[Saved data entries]
#####

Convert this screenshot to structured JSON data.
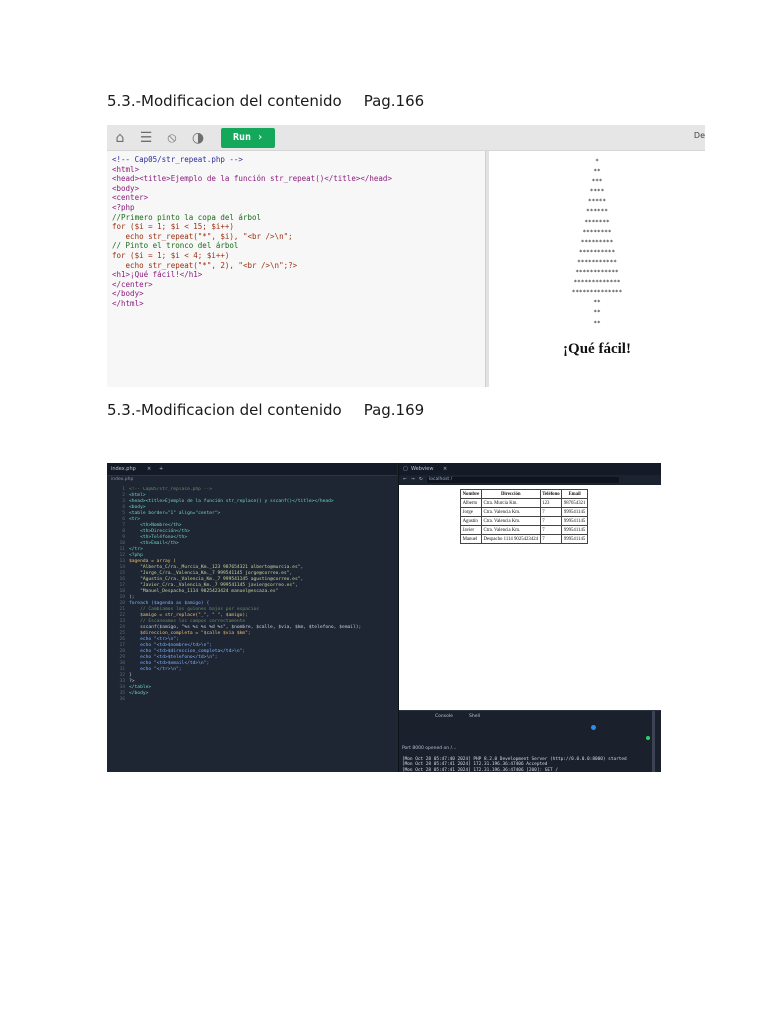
{
  "headings": [
    {
      "title": "5.3.-Modificacion del contenido",
      "page": "Pag.166"
    },
    {
      "title": "5.3.-Modificacion del contenido",
      "page": "Pag.169"
    }
  ],
  "editor1": {
    "run_label": "Run ›",
    "right_label": "De",
    "code_lines": [
      "<!-- Cap05/str_repeat.php -->",
      "<html>",
      "<head><title>Ejemplo de la función str_repeat()</title></head>",
      "<body>",
      "<center>",
      "<?php",
      "//Primero pinto la copa del árbol",
      "for ($i = 1; $i < 15; $i++)",
      "   echo str_repeat(\"*\", $i), \"<br />\\n\";",
      "// Pinto el tronco del árbol",
      "for ($i = 1; $i < 4; $i++)",
      "   echo str_repeat(\"*\", 2), \"<br />\\n\";?>",
      "<h1>¡Qué fácil!</h1>",
      "</center>",
      "</body>",
      "</html>"
    ],
    "tree_rows": [
      "*",
      "**",
      "***",
      "****",
      "*****",
      "******",
      "*******",
      "********",
      "*********",
      "**********",
      "***********",
      "************",
      "*************",
      "**************",
      "**",
      "**",
      "**"
    ],
    "output_heading": "¡Qué fácil!"
  },
  "ide2": {
    "editor_tab": "index.php",
    "editor_path": "index.php",
    "line_numbers": [
      "1",
      "2",
      "3",
      "4",
      "5",
      "6",
      "7",
      "8",
      "9",
      "10",
      "11",
      "12",
      "13",
      "14",
      "15",
      "16",
      "17",
      "18",
      "19",
      "20",
      "21",
      "22",
      "23",
      "24",
      "25",
      "26",
      "27",
      "28",
      "29",
      "30",
      "31",
      "32",
      "33",
      "34",
      "35",
      "36"
    ],
    "code_lines": [
      "<!-- Cap05/str_replace.php -->",
      "<html>",
      "<head><title>Ejemplo de la función str_replace() y sscanf()</title></head>",
      "<body>",
      "<table border=\"1\" align=\"center\">",
      "<tr>",
      "    <th>Nombre</th>",
      "    <th>Dirección</th>",
      "    <th>Teléfono</th>",
      "    <th>Email</th>",
      "</tr>",
      "<?php",
      "$agenda = array (",
      "    \"Alberto_C/ra._Murcia_Km._123 987654321 alberto@murcia.es\",",
      "    \"Jorge_C/ra._Valencia_Km._7 999541145 jorge@correo.es\",",
      "    \"Agustín_C/ra._Valencia_Km._7 999541145 agustin@correo.es\",",
      "    \"Javier_C/ra._Valencia_Km._7 999541145 javier@correo.es\",",
      "    \"Manuel_Despacho_1114 9025423424 manuel@escaza.es\"",
      ");",
      "",
      "foreach ($agenda as $amigo) {",
      "    // Cambiamos los guiones bajos por espacios",
      "    $amigo = str_replace(\"_\", \" \", $amigo);",
      "    // Escaneamos los campos correctamente",
      "    sscanf($amigo, \"%s %s %s %d %s\", $nombre, $calle, $via, $km, $telefono, $email);",
      "    $direccion_completa = \"$calle $via $km\";",
      "    echo \"<tr>\\n\";",
      "    echo \"<td>$nombre</td>\\n\";",
      "    echo \"<td>$direccion_completa</td>\\n\";",
      "    echo \"<td>$telefono</td>\\n\";",
      "    echo \"<td>$email</td>\\n\";",
      "    echo \"</tr>\\n\";",
      "}",
      "?>",
      "</table>",
      "</body>"
    ],
    "webview_tab": "Webview",
    "url": "localhost /",
    "table_headers": [
      "Nombre",
      "Dirección",
      "Teléfono",
      "Email"
    ],
    "table_rows": [
      [
        "Alberto",
        "Ctra. Murcia Km.",
        "123",
        "987654321"
      ],
      [
        "Jorge",
        "Ctra. Valencia Km.",
        "7",
        "999541145"
      ],
      [
        "Agustín",
        "Ctra. Valencia Km.",
        "7",
        "999541145"
      ],
      [
        "Javier",
        "Ctra. Valencia Km.",
        "7",
        "999541145"
      ],
      [
        "Manuel",
        "Despacho 1114 9025423424",
        "7",
        "999541145"
      ]
    ],
    "terminal_tabs": [
      "Console",
      "Shell"
    ],
    "status_text": "Port 8000 opened on /...",
    "log_lines": [
      "[Mon Oct 28 05:47:40 2024] PHP 8.2.0 Development Server (http://0.0.0.0:8000) started",
      "[Mon Oct 28 05:47:41 2024] 172.31.196.36:47406 Accepted",
      "[Mon Oct 28 05:47:41 2024] 172.31.196.36:47406 [200]: GET /"
    ]
  }
}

#####

Written problem: Using the material above, return every line exactly as it appears, minus the pictures.

Final answer:
Convert this screenshot to structured JSON data.
{
  "headings": [
    {
      "title": "5.3.-Modificacion del contenido",
      "page": "Pag.166"
    },
    {
      "title": "5.3.-Modificacion del contenido",
      "page": "Pag.169"
    }
  ],
  "editor1": {
    "run_label": "Run ›",
    "right_label": "De",
    "code_lines": [
      "<!-- Cap05/str_repeat.php -->",
      "<html>",
      "<head><title>Ejemplo de la función str_repeat()</title></head>",
      "<body>",
      "<center>",
      "<?php",
      "//Primero pinto la copa del árbol",
      "for ($i = 1; $i < 15; $i++)",
      "   echo str_repeat(\"*\", $i), \"<br />\\n\";",
      "// Pinto el tronco del árbol",
      "for ($i = 1; $i < 4; $i++)",
      "   echo str_repeat(\"*\", 2), \"<br />\\n\";?>",
      "<h1>¡Qué fácil!</h1>",
      "</center>",
      "</body>",
      "</html>"
    ],
    "tree_rows": [
      "*",
      "**",
      "***",
      "****",
      "*****",
      "******",
      "*******",
      "********",
      "*********",
      "**********",
      "***********",
      "************",
      "*************",
      "**************",
      "**",
      "**",
      "**"
    ],
    "output_heading": "¡Qué fácil!"
  },
  "ide2": {
    "editor_tab": "index.php",
    "editor_path": "index.php",
    "line_numbers": [
      "1",
      "2",
      "3",
      "4",
      "5",
      "6",
      "7",
      "8",
      "9",
      "10",
      "11",
      "12",
      "13",
      "14",
      "15",
      "16",
      "17",
      "18",
      "19",
      "20",
      "21",
      "22",
      "23",
      "24",
      "25",
      "26",
      "27",
      "28",
      "29",
      "30",
      "31",
      "32",
      "33",
      "34",
      "35",
      "36"
    ],
    "code_lines": [
      "<!-- Cap05/str_replace.php -->",
      "<html>",
      "<head><title>Ejemplo de la función str_replace() y sscanf()</title></head>",
      "<body>",
      "<table border=\"1\" align=\"center\">",
      "<tr>",
      "    <th>Nombre</th>",
      "    <th>Dirección</th>",
      "    <th>Teléfono</th>",
      "    <th>Email</th>",
      "</tr>",
      "<?php",
      "$agenda = array (",
      "    \"Alberto_C/ra._Murcia_Km._123 987654321 alberto@murcia.es\",",
      "    \"Jorge_C/ra._Valencia_Km._7 999541145 jorge@correo.es\",",
      "    \"Agustín_C/ra._Valencia_Km._7 999541145 agustin@correo.es\",",
      "    \"Javier_C/ra._Valencia_Km._7 999541145 javier@correo.es\",",
      "    \"Manuel_Despacho_1114 9025423424 manuel@escaza.es\"",
      ");",
      "",
      "foreach ($agenda as $amigo) {",
      "    // Cambiamos los guiones bajos por espacios",
      "    $amigo = str_replace(\"_\", \" \", $amigo);",
      "    // Escaneamos los campos correctamente",
      "    sscanf($amigo, \"%s %s %s %d %s\", $nombre, $calle, $via, $km, $telefono, $email);",
      "    $direccion_completa = \"$calle $via $km\";",
      "    echo \"<tr>\\n\";",
      "    echo \"<td>$nombre</td>\\n\";",
      "    echo \"<td>$direccion_completa</td>\\n\";",
      "    echo \"<td>$telefono</td>\\n\";",
      "    echo \"<td>$email</td>\\n\";",
      "    echo \"</tr>\\n\";",
      "}",
      "?>",
      "</table>",
      "</body>"
    ],
    "webview_tab": "Webview",
    "url": "localhost /",
    "table_headers": [
      "Nombre",
      "Dirección",
      "Teléfono",
      "Email"
    ],
    "table_rows": [
      [
        "Alberto",
        "Ctra. Murcia Km.",
        "123",
        "987654321"
      ],
      [
        "Jorge",
        "Ctra. Valencia Km.",
        "7",
        "999541145"
      ],
      [
        "Agustín",
        "Ctra. Valencia Km.",
        "7",
        "999541145"
      ],
      [
        "Javier",
        "Ctra. Valencia Km.",
        "7",
        "999541145"
      ],
      [
        "Manuel",
        "Despacho 1114 9025423424",
        "7",
        "999541145"
      ]
    ],
    "terminal_tabs": [
      "Console",
      "Shell"
    ],
    "status_text": "Port 8000 opened on /...",
    "log_lines": [
      "[Mon Oct 28 05:47:40 2024] PHP 8.2.0 Development Server (http://0.0.0.0:8000) started",
      "[Mon Oct 28 05:47:41 2024] 172.31.196.36:47406 Accepted",
      "[Mon Oct 28 05:47:41 2024] 172.31.196.36:47406 [200]: GET /"
    ]
  }
}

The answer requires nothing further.